(YOUR INSTRUCTIONS) Whenever a line below holds the word "Perfect", copy that line.

——

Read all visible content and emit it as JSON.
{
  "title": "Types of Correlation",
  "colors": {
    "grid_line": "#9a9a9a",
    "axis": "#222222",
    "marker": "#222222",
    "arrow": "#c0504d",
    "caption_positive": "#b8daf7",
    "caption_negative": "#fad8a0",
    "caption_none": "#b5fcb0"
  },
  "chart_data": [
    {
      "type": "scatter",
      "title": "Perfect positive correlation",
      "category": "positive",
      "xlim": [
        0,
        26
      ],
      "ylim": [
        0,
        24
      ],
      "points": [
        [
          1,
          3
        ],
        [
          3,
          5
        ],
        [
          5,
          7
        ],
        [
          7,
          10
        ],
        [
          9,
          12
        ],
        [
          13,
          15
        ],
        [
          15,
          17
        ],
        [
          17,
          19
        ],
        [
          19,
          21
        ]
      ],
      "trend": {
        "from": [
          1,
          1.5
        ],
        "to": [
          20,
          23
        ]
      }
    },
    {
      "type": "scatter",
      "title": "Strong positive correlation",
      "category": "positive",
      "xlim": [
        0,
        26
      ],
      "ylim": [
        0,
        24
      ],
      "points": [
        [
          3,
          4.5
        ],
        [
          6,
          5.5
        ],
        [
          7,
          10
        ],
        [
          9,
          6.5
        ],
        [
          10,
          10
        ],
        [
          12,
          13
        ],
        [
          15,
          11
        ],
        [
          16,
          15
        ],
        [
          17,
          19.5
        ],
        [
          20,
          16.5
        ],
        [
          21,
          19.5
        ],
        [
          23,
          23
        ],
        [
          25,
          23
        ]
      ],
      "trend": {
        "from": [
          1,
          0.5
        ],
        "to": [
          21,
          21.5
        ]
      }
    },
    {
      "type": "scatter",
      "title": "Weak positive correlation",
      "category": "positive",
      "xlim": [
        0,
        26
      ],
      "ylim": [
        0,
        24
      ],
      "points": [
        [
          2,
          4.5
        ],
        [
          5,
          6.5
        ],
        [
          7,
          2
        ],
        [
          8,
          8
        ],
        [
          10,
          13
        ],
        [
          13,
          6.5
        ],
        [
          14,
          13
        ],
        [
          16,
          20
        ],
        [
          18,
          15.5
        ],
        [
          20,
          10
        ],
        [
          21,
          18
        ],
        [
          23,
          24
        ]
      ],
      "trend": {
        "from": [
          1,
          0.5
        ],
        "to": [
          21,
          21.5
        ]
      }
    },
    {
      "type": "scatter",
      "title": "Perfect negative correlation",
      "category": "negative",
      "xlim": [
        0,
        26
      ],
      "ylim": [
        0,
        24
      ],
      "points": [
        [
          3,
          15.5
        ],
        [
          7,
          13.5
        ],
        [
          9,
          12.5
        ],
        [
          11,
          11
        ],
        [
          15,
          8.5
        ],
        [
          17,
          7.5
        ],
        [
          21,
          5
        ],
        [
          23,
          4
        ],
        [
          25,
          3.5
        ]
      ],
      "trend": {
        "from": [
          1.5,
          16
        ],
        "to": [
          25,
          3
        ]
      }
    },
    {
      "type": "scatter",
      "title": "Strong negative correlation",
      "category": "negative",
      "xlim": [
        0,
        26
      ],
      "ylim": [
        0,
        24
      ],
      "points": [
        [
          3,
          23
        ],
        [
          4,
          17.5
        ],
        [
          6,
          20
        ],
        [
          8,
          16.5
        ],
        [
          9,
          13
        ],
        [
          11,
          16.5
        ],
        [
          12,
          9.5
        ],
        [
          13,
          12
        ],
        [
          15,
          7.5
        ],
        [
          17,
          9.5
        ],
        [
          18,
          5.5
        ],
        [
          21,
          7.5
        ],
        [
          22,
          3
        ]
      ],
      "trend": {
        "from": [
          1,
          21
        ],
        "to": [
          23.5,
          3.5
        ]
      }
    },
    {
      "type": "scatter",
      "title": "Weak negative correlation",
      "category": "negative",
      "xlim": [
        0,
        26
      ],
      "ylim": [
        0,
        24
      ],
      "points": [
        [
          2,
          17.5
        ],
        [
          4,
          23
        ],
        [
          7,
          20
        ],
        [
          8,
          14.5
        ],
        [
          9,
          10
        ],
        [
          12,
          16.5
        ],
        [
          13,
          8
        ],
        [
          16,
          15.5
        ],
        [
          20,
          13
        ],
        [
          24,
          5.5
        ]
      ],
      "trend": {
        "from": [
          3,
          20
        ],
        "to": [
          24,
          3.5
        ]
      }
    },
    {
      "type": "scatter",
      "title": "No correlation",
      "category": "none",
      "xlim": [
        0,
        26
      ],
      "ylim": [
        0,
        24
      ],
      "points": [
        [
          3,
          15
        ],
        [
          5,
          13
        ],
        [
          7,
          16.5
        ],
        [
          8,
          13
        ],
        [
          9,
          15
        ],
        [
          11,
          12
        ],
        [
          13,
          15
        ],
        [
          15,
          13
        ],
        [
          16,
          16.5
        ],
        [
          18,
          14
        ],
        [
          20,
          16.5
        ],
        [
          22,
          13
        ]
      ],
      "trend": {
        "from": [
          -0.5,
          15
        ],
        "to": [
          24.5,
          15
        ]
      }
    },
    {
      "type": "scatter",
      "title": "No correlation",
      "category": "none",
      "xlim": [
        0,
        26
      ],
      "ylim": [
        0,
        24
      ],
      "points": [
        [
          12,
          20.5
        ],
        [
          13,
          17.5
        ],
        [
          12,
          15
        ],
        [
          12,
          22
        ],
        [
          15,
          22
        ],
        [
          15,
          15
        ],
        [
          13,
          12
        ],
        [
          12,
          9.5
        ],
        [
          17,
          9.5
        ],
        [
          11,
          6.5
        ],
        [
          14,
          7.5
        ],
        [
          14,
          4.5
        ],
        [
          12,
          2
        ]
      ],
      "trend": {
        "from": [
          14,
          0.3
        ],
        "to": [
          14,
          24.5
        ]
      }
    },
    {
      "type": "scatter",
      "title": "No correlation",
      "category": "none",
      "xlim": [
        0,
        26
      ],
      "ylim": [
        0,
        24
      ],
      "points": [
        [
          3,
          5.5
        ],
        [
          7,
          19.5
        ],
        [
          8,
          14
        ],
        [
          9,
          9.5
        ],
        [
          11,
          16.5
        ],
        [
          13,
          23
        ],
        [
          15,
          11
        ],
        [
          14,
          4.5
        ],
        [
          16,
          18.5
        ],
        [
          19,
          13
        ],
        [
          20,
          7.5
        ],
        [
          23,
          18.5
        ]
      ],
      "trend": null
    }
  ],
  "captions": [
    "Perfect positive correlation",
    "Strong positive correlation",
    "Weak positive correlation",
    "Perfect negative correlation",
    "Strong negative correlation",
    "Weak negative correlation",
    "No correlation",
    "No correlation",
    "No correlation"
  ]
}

——

(THE RESPONSE)
      "title": "Perfect positive correlation",
      "title": "Perfect negative correlation",
    "Perfect positive correlation",
    "Perfect negative correlation",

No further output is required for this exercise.